Copy out the part of the listing that starts with the line containing "What elements are" and ends with the line containing "svg-text:3: 3 [63, 125, 73, 143]", with both of those lines included and every line unchanged. Leave the pictures out of your answer.
════
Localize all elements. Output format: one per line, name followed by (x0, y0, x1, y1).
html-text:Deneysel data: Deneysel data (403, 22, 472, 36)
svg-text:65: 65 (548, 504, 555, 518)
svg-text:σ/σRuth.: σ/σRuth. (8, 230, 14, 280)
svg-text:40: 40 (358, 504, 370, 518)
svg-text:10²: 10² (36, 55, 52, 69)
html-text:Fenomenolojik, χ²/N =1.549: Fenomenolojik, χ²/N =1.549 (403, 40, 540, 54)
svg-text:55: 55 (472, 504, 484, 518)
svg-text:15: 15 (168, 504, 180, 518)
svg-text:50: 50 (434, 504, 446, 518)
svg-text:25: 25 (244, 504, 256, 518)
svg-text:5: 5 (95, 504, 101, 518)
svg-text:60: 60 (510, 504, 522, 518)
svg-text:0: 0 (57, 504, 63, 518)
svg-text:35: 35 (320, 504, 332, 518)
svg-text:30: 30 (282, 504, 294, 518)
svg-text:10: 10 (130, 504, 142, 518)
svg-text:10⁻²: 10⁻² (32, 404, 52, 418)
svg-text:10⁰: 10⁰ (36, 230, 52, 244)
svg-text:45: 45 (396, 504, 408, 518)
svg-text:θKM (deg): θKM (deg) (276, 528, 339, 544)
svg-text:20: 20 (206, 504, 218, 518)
════
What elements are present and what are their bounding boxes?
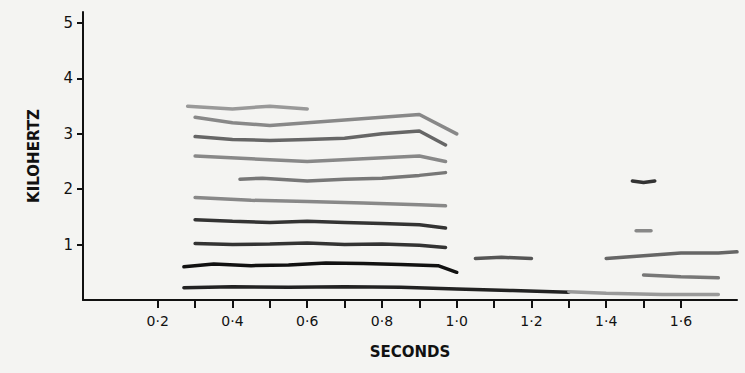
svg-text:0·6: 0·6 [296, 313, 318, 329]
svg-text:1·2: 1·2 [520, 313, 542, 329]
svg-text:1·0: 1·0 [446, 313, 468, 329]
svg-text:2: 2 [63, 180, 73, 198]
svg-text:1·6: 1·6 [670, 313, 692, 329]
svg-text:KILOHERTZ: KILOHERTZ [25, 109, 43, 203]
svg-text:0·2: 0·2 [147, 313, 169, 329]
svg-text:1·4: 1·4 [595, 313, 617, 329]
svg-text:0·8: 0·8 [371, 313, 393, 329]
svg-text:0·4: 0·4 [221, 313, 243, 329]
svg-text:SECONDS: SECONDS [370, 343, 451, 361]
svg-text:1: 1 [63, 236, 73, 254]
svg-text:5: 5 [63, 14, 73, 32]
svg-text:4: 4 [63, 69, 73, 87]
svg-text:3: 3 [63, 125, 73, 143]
════
SOLUTION FOR THIS EXERCISE
What elements are present and what are their bounding boxes?
svg-text:0·6: 0·6 [296, 313, 318, 329]
svg-text:1·2: 1·2 [520, 313, 542, 329]
svg-text:1·0: 1·0 [446, 313, 468, 329]
svg-text:2: 2 [63, 180, 73, 198]
svg-text:1·6: 1·6 [670, 313, 692, 329]
svg-text:KILOHERTZ: KILOHERTZ [25, 109, 43, 203]
svg-text:0·2: 0·2 [147, 313, 169, 329]
svg-text:1·4: 1·4 [595, 313, 617, 329]
svg-text:0·8: 0·8 [371, 313, 393, 329]
svg-text:0·4: 0·4 [221, 313, 243, 329]
svg-text:SECONDS: SECONDS [370, 343, 451, 361]
svg-text:1: 1 [63, 236, 73, 254]
svg-text:5: 5 [63, 14, 73, 32]
svg-text:4: 4 [63, 69, 73, 87]
svg-text:3: 3 [63, 125, 73, 143]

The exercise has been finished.